• [SOURCE MATERIAL]
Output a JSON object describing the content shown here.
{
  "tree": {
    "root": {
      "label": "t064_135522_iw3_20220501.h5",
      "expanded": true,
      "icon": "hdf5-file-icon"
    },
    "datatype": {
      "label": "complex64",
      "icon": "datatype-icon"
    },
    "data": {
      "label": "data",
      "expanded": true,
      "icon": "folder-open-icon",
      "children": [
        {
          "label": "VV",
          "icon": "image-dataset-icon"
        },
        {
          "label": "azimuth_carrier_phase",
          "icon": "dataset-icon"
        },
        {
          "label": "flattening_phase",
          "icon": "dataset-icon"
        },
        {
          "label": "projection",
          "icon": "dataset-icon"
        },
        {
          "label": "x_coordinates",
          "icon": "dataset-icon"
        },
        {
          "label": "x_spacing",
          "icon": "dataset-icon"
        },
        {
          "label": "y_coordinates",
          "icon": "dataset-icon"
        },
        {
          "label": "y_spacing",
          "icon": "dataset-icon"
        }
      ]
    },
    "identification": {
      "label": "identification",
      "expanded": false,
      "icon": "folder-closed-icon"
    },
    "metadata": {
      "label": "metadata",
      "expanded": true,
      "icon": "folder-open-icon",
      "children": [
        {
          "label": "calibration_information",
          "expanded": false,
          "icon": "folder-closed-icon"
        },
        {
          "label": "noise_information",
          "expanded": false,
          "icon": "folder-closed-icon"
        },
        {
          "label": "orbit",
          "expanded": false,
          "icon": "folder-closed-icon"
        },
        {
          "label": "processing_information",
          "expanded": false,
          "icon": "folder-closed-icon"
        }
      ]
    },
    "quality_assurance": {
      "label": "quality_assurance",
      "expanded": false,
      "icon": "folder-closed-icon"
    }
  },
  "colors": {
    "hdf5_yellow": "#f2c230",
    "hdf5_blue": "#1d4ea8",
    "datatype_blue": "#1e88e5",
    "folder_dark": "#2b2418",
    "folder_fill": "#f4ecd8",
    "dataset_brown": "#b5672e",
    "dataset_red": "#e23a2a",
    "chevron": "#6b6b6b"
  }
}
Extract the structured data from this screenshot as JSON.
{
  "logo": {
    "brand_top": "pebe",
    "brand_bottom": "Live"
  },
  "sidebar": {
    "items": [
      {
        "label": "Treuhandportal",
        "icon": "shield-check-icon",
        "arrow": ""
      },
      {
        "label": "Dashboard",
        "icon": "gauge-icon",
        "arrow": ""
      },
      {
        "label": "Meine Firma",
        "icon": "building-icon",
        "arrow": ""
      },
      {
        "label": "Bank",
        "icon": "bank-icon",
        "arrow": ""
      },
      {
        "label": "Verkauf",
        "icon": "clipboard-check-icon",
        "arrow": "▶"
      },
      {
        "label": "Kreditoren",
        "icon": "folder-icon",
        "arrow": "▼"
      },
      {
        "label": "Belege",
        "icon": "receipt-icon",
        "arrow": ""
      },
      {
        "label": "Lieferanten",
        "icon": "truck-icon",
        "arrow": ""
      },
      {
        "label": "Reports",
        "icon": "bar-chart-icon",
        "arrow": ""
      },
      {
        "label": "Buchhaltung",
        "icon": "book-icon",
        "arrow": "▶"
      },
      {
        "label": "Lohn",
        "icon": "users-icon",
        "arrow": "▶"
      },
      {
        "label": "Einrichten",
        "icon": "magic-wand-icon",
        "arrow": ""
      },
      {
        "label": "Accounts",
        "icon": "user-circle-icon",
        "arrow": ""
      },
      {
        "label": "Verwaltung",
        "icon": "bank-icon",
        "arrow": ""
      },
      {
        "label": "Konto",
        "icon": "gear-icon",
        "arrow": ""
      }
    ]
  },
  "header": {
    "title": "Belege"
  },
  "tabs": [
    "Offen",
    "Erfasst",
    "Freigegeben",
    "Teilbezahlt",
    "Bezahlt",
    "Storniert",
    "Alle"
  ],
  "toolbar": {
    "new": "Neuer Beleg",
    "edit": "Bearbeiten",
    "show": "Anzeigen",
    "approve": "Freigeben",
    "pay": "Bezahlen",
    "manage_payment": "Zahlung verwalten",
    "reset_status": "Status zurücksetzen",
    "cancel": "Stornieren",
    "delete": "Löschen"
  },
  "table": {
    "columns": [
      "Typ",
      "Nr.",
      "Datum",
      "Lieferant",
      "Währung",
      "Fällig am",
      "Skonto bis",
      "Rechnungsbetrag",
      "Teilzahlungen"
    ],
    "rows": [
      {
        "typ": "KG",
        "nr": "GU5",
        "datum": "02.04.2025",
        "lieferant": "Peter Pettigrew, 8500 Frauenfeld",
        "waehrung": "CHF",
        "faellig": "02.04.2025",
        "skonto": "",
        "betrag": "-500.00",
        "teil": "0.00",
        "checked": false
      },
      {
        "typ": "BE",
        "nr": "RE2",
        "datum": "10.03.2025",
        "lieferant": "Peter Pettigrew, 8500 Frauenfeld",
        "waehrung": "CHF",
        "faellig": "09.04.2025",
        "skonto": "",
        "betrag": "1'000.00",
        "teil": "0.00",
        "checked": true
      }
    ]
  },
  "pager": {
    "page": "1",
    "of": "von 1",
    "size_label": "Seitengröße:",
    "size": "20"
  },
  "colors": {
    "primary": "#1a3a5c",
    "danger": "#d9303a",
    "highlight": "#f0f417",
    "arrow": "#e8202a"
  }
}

• [YOUR TASK] Output the entries verbatim.

• [TASK OUTPUT]
Output a JSON object describing the content shown here.
{
  "tree": {
    "root": {
      "label": "t064_135522_iw3_20220501.h5",
      "expanded": true,
      "icon": "hdf5-file-icon"
    },
    "datatype": {
      "label": "complex64",
      "icon": "datatype-icon"
    },
    "data": {
      "label": "data",
      "expanded": true,
      "icon": "folder-open-icon",
      "children": [
        {
          "label": "VV",
          "icon": "image-dataset-icon"
        },
        {
          "label": "azimuth_carrier_phase",
          "icon": "dataset-icon"
        },
        {
          "label": "flattening_phase",
          "icon": "dataset-icon"
        },
        {
          "label": "projection",
          "icon": "dataset-icon"
        },
        {
          "label": "x_coordinates",
          "icon": "dataset-icon"
        },
        {
          "label": "x_spacing",
          "icon": "dataset-icon"
        },
        {
          "label": "y_coordinates",
          "icon": "dataset-icon"
        },
        {
          "label": "y_spacing",
          "icon": "dataset-icon"
        }
      ]
    },
    "identification": {
      "label": "identification",
      "expanded": false,
      "icon": "folder-closed-icon"
    },
    "metadata": {
      "label": "metadata",
      "expanded": true,
      "icon": "folder-open-icon",
      "children": [
        {
          "label": "calibration_information",
          "expanded": false,
          "icon": "folder-closed-icon"
        },
        {
          "label": "noise_information",
          "expanded": false,
          "icon": "folder-closed-icon"
        },
        {
          "label": "orbit",
          "expanded": false,
          "icon": "folder-closed-icon"
        },
        {
          "label": "processing_information",
          "expanded": false,
          "icon": "folder-closed-icon"
        }
      ]
    },
    "quality_assurance": {
      "label": "quality_assurance",
      "expanded": false,
      "icon": "folder-closed-icon"
    }
  },
  "colors": {
    "hdf5_yellow": "#f2c230",
    "hdf5_blue": "#1d4ea8",
    "datatype_blue": "#1e88e5",
    "folder_dark": "#2b2418",
    "folder_fill": "#f4ecd8",
    "dataset_brown": "#b5672e",
    "dataset_red": "#e23a2a",
    "chevron": "#6b6b6b"
  }
}
Extract the structured data from this screenshot as JSON.
{
  "logo": {
    "brand_top": "pebe",
    "brand_bottom": "Live"
  },
  "sidebar": {
    "items": [
      {
        "label": "Treuhandportal",
        "icon": "shield-check-icon",
        "arrow": ""
      },
      {
        "label": "Dashboard",
        "icon": "gauge-icon",
        "arrow": ""
      },
      {
        "label": "Meine Firma",
        "icon": "building-icon",
        "arrow": ""
      },
      {
        "label": "Bank",
        "icon": "bank-icon",
        "arrow": ""
      },
      {
        "label": "Verkauf",
        "icon": "clipboard-check-icon",
        "arrow": "▶"
      },
      {
        "label": "Kreditoren",
        "icon": "folder-icon",
        "arrow": "▼"
      },
      {
        "label": "Belege",
        "icon": "receipt-icon",
        "arrow": ""
      },
      {
        "label": "Lieferanten",
        "icon": "truck-icon",
        "arrow": ""
      },
      {
        "label": "Reports",
        "icon": "bar-chart-icon",
        "arrow": ""
      },
      {
        "label": "Buchhaltung",
        "icon": "book-icon",
        "arrow": "▶"
      },
      {
        "label": "Lohn",
        "icon": "users-icon",
        "arrow": "▶"
      },
      {
        "label": "Einrichten",
        "icon": "magic-wand-icon",
        "arrow": ""
      },
      {
        "label": "Accounts",
        "icon": "user-circle-icon",
        "arrow": ""
      },
      {
        "label": "Verwaltung",
        "icon": "bank-icon",
        "arrow": ""
      },
      {
        "label": "Konto",
        "icon": "gear-icon",
        "arrow": ""
      }
    ]
  },
  "header": {
    "title": "Belege"
  },
  "tabs": [
    "Offen",
    "Erfasst",
    "Freigegeben",
    "Teilbezahlt",
    "Bezahlt",
    "Storniert",
    "Alle"
  ],
  "toolbar": {
    "new": "Neuer Beleg",
    "edit": "Bearbeiten",
    "show": "Anzeigen",
    "approve": "Freigeben",
    "pay": "Bezahlen",
    "manage_payment": "Zahlung verwalten",
    "reset_status": "Status zurücksetzen",
    "cancel": "Stornieren",
    "delete": "Löschen"
  },
  "table": {
    "columns": [
      "Typ",
      "Nr.",
      "Datum",
      "Lieferant",
      "Währung",
      "Fällig am",
      "Skonto bis",
      "Rechnungsbetrag",
      "Teilzahlungen"
    ],
    "rows": [
      {
        "typ": "KG",
        "nr": "GU5",
        "datum": "02.04.2025",
        "lieferant": "Peter Pettigrew, 8500 Frauenfeld",
        "waehrung": "CHF",
        "faellig": "02.04.2025",
        "skonto": "",
        "betrag": "-500.00",
        "teil": "0.00",
        "checked": false
      },
      {
        "typ": "BE",
        "nr": "RE2",
        "datum": "10.03.2025",
        "lieferant": "Peter Pettigrew, 8500 Frauenfeld",
        "waehrung": "CHF",
        "faellig": "09.04.2025",
        "skonto": "",
        "betrag": "1'000.00",
        "teil": "0.00",
        "checked": true
      }
    ]
  },
  "pager": {
    "page": "1",
    "of": "von 1",
    "size_label": "Seitengröße:",
    "size": "20"
  },
  "colors": {
    "primary": "#1a3a5c",
    "danger": "#d9303a",
    "highlight": "#f0f417",
    "arrow": "#e8202a"
  }
}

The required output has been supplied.